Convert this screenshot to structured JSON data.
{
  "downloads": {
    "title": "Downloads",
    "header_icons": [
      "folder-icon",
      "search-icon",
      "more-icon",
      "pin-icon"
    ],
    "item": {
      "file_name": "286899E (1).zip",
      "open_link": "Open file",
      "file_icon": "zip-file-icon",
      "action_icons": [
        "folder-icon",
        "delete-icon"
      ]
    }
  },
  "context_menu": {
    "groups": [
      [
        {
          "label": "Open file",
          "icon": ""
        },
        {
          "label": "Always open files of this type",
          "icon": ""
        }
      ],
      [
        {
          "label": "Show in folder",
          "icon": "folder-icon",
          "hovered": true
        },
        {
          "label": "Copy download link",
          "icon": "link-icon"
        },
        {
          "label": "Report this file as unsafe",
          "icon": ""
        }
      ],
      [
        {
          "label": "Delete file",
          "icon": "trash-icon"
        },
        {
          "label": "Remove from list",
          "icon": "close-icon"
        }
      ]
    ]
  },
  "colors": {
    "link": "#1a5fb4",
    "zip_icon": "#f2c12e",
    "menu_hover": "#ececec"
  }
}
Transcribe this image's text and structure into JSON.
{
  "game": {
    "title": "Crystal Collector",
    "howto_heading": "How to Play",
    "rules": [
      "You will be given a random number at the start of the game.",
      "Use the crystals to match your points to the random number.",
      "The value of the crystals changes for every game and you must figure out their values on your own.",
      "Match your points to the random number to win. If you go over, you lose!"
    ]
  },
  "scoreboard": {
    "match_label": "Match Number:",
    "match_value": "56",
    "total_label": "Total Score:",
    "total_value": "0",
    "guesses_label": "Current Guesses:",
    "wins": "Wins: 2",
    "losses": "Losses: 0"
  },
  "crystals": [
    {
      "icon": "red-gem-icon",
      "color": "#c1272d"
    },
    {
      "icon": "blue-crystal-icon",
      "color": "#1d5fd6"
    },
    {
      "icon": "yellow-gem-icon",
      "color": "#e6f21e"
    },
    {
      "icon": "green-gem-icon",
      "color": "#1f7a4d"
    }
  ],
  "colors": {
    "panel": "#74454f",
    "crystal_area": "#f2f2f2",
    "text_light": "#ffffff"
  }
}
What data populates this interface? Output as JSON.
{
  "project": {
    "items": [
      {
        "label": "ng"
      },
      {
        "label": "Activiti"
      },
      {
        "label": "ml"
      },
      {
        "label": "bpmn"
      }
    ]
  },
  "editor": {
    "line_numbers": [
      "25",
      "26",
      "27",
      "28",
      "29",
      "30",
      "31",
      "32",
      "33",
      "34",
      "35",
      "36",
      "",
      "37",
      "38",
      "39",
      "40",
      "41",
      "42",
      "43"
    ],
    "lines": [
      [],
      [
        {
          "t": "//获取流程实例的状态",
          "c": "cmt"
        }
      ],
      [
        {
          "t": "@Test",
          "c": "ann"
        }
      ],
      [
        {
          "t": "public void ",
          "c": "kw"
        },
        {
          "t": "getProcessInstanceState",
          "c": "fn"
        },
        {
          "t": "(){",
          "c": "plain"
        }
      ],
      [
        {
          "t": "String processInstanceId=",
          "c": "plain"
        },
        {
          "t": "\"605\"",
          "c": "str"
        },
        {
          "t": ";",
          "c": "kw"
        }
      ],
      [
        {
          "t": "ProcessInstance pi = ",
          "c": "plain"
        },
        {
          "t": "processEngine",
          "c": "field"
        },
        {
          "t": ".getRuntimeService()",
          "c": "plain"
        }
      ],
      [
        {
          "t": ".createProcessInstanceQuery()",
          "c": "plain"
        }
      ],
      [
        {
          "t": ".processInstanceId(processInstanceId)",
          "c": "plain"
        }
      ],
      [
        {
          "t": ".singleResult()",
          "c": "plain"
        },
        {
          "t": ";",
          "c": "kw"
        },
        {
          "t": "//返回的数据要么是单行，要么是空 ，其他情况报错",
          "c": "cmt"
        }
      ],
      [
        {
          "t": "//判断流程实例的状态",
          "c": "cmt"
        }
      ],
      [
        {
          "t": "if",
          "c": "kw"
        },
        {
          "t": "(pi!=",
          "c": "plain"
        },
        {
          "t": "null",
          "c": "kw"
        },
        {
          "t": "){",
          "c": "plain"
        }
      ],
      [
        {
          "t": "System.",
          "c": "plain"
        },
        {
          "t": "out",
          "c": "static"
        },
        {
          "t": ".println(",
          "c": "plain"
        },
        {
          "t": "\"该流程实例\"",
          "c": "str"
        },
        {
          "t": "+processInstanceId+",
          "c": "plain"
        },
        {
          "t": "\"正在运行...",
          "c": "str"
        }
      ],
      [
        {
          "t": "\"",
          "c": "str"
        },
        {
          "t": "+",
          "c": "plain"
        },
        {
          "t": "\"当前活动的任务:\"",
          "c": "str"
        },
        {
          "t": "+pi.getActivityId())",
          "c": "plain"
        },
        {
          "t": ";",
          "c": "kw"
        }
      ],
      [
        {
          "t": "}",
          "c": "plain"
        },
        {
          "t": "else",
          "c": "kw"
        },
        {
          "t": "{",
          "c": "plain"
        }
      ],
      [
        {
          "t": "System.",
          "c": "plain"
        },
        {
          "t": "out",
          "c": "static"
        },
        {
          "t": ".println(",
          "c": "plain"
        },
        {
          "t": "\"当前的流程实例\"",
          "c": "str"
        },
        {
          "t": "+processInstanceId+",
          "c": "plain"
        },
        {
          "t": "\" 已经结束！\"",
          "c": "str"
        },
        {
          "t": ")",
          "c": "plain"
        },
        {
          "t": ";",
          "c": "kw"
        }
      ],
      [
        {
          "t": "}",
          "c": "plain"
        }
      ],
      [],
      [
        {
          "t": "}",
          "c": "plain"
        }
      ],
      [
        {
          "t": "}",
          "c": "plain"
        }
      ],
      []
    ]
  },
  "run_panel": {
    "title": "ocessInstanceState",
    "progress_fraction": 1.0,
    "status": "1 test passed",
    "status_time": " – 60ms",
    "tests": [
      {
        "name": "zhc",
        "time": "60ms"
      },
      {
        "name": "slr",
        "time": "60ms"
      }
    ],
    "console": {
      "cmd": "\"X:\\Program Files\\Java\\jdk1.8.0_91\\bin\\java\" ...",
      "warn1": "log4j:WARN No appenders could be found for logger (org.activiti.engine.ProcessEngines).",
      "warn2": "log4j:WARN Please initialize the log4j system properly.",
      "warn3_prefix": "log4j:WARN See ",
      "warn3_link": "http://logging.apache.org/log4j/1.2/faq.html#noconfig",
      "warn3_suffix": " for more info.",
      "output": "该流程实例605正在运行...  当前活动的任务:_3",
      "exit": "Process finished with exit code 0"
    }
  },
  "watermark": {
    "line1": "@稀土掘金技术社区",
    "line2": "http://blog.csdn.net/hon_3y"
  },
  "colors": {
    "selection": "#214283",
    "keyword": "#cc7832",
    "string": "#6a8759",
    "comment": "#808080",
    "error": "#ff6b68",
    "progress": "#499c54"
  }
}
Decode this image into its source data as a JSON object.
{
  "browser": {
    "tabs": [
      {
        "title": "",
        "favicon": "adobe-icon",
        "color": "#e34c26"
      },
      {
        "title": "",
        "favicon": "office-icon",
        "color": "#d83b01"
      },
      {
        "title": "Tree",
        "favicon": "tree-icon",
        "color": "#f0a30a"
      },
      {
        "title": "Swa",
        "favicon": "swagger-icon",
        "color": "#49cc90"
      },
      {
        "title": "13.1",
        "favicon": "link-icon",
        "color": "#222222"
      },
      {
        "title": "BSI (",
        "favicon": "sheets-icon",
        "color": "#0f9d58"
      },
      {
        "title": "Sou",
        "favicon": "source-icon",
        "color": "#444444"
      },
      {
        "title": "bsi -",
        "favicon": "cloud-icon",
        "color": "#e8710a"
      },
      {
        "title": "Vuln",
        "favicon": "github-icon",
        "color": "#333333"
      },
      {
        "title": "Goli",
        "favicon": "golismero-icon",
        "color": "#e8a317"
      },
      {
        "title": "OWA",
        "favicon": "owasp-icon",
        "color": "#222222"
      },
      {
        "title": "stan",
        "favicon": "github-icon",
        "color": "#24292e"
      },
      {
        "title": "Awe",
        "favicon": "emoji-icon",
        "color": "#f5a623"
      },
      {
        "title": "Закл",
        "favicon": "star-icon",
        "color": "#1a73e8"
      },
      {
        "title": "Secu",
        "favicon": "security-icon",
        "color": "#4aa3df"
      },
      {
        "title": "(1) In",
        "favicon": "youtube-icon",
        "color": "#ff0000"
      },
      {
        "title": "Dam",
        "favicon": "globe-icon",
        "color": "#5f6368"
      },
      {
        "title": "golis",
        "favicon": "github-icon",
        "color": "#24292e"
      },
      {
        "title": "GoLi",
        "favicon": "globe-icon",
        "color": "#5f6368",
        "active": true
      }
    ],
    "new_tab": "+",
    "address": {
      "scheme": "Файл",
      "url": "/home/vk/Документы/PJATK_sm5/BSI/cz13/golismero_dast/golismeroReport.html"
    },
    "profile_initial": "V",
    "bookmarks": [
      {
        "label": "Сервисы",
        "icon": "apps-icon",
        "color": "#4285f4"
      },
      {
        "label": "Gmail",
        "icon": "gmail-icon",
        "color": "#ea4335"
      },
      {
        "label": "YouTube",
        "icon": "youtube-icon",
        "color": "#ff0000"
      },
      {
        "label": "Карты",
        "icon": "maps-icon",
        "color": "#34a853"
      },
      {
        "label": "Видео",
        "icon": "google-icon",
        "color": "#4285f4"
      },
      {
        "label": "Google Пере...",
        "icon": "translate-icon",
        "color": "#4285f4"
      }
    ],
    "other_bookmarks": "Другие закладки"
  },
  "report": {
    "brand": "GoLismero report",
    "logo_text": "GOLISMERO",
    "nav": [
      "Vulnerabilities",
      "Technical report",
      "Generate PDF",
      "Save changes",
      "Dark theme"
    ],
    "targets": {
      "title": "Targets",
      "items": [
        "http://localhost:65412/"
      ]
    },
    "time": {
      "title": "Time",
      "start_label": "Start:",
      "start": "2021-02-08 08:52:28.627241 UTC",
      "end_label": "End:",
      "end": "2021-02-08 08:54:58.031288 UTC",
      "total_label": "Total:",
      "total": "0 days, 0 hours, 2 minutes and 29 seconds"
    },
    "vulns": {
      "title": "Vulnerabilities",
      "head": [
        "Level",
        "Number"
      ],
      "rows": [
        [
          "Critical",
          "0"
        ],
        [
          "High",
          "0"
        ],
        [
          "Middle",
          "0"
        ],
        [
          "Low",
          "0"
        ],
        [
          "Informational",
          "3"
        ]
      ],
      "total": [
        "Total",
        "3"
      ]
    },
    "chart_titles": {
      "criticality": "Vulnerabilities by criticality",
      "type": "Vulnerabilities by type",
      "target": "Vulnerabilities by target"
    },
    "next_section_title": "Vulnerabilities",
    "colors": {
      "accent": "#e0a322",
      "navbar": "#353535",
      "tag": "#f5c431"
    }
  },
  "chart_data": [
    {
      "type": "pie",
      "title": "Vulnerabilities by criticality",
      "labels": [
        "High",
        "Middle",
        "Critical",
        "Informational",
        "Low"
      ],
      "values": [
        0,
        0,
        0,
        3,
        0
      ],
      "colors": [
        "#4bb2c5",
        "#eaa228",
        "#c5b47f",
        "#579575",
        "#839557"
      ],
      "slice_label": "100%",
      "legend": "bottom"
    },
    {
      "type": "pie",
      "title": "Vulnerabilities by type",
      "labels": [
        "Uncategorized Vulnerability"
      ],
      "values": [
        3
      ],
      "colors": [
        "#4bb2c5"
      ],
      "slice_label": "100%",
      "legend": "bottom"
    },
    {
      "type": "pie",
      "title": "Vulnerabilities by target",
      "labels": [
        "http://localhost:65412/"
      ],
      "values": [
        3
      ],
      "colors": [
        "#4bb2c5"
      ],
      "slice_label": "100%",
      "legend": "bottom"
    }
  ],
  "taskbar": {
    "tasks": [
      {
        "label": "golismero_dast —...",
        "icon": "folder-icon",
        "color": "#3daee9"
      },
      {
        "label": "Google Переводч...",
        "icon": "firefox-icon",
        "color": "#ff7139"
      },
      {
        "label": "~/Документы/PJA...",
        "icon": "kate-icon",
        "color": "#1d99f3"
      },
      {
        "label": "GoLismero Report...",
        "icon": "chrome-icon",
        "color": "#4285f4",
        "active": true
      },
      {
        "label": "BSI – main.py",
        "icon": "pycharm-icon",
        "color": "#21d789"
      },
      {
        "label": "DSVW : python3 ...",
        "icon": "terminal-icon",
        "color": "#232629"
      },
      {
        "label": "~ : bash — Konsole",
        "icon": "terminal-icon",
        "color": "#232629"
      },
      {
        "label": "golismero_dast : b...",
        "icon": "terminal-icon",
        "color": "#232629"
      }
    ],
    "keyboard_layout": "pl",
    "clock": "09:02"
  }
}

════════════════

- _SHORT PROBLEM_
From the entries above, return each line with the word "this" in it.

- _CORRECT RESPONSE_
Convert this screenshot to structured JSON data.
          "label": "Always open files of this type",
          "label": "Report this file as unsafe",
Transcribe this image's text and structure into JSON.
What data populates this interface? Output as JSON.
Decode this image into its source data as a JSON object.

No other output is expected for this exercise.